| Task requirements |
What is needed here is an exact copy of every entry.

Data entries
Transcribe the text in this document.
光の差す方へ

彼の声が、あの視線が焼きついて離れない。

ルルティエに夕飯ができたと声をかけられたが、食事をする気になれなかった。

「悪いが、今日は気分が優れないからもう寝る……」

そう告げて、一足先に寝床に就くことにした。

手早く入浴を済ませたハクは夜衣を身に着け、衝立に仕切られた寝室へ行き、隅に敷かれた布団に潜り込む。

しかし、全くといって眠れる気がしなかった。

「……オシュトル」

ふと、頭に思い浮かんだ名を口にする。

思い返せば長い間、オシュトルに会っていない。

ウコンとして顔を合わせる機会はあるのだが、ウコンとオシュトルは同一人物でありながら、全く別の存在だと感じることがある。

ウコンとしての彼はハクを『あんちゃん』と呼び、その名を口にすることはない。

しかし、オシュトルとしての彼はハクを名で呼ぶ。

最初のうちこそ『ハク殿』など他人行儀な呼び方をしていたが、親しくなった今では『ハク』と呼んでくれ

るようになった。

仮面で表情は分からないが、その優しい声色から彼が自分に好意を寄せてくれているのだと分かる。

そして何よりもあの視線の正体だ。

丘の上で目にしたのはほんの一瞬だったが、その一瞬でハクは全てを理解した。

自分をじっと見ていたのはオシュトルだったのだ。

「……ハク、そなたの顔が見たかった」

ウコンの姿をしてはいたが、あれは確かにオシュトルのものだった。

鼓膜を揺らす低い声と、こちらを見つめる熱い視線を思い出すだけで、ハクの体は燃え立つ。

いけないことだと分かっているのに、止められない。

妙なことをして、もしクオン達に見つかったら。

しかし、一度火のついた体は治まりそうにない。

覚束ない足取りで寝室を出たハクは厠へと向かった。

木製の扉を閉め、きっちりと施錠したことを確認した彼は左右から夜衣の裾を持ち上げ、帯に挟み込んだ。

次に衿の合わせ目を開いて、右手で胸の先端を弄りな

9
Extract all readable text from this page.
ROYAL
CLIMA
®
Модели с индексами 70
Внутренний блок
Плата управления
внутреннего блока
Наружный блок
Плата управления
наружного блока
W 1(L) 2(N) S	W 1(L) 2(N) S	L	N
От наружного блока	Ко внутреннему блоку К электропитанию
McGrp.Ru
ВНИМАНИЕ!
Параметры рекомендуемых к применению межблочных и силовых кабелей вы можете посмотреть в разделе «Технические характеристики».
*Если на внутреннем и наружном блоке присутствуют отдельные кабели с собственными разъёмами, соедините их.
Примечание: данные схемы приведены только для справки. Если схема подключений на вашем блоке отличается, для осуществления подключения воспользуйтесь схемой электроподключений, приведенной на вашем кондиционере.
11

| Solved problem |
Transcribe the text in this document.
光の差す方へ

彼の声が、あの視線が焼きついて離れない。

ルルティエに夕飯ができたと声をかけられたが、食事をする気になれなかった。

「悪いが、今日は気分が優れないからもう寝る……」

そう告げて、一足先に寝床に就くことにした。

手早く入浴を済ませたハクは夜衣を身に着け、衝立に仕切られた寝室へ行き、隅に敷かれた布団に潜り込む。

しかし、全くといって眠れる気がしなかった。

「……オシュトル」

ふと、頭に思い浮かんだ名を口にする。

思い返せば長い間、オシュトルに会っていない。

ウコンとして顔を合わせる機会はあるのだが、ウコンとオシュトルは同一人物でありながら、全く別の存在だと感じることがある。

ウコンとしての彼はハクを『あんちゃん』と呼び、その名を口にすることはない。

しかし、オシュトルとしての彼はハクを名で呼ぶ。

最初のうちこそ『ハク殿』など他人行儀な呼び方をしていたが、親しくなった今では『ハク』と呼んでくれ

るようになった。

仮面で表情は分からないが、その優しい声色から彼が自分に好意を寄せてくれているのだと分かる。

そして何よりもあの視線の正体だ。

丘の上で目にしたのはほんの一瞬だったが、その一瞬でハクは全てを理解した。

自分をじっと見ていたのはオシュトルだったのだ。

「……ハク、そなたの顔が見たかった」

ウコンの姿をしてはいたが、あれは確かにオシュトルのものだった。

鼓膜を揺らす低い声と、こちらを見つめる熱い視線を思い出すだけで、ハクの体は燃え立つ。

いけないことだと分かっているのに、止められない。

妙なことをして、もしクオン達に見つかったら。

しかし、一度火のついた体は治まりそうにない。

覚束ない足取りで寝室を出たハクは厠へと向かった。

木製の扉を閉め、きっちりと施錠したことを確認した彼は左右から夜衣の裾を持ち上げ、帯に挟み込んだ。

次に衿の合わせ目を開いて、右手で胸の先端を弄りな

9
Extract all readable text from this page.
ROYAL
CLIMA
®
Модели с индексами 70
Внутренний блок
Плата управления
внутреннего блока
Наружный блок
Плата управления
наружного блока
W 1(L) 2(N) S	W 1(L) 2(N) S	L	N
От наружного блока	Ко внутреннему блоку К электропитанию
McGrp.Ru
ВНИМАНИЕ!
Параметры рекомендуемых к применению межблочных и силовых кабелей вы можете посмотреть в разделе «Технические характеристики».
*Если на внутреннем и наружном блоке присутствуют отдельные кабели с собственными разъёмами, соедините их.
Примечание: данные схемы приведены только для справки. Если схема подключений на вашем блоке отличается, для осуществления подключения воспользуйтесь схемой электроподключений, приведенной на вашем кондиционере.
11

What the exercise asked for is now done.